### JOB
Identify each line holding the string "value" and copy it.
* BEGIN SUPPLIED INFORMATION *
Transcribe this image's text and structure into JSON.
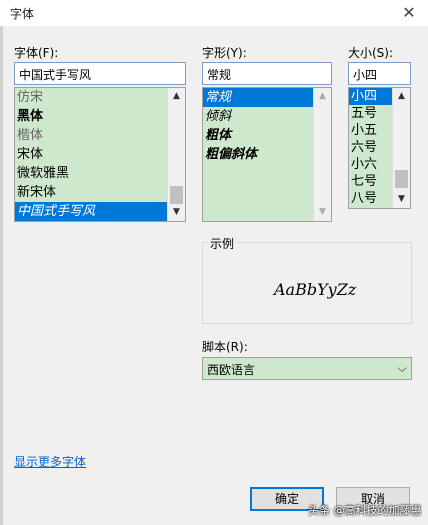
{
  "window": {
    "title": "字体",
    "close_glyph": "✕"
  },
  "font": {
    "label": "字体(F):",
    "value": "中国式手写风",
    "items": [
      "仿宋",
      "黑体",
      "楷体",
      "宋体",
      "微软雅黑",
      "新宋体",
      "中国式手写风"
    ],
    "selected_index": 6
  },
  "style": {
    "label": "字形(Y):",
    "value": "常规",
    "items": [
      "常规",
      "倾斜",
      "粗体",
      "粗偏斜体"
    ],
    "selected_index": 0
  },
  "size": {
    "label": "大小(S):",
    "value": "小四",
    "items": [
      "小四",
      "五号",
      "小五",
      "六号",
      "小六",
      "七号",
      "八号"
    ],
    "selected_index": 0
  },
  "preview": {
    "label": "示例",
    "sample_text": "AaBbYyZz"
  },
  "script": {
    "label": "脚本(R):",
    "value": "西欧语言"
  },
  "more_fonts_link": "显示更多字体",
  "buttons": {
    "ok": "确定",
    "cancel": "取消"
  },
  "watermark": "头条 @高科技的加藤惠",
  "colors": {
    "list_bg": "#cde8cd",
    "selection": "#0078d7",
    "link": "#0066cc"
  }
}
* END SUPPLIED INFORMATION *
### SOLUTION FOR THIS EXERCISE
    "value": "中国式手写风",
    "value": "常规",
    "value": "小四",
    "value": "西欧语言"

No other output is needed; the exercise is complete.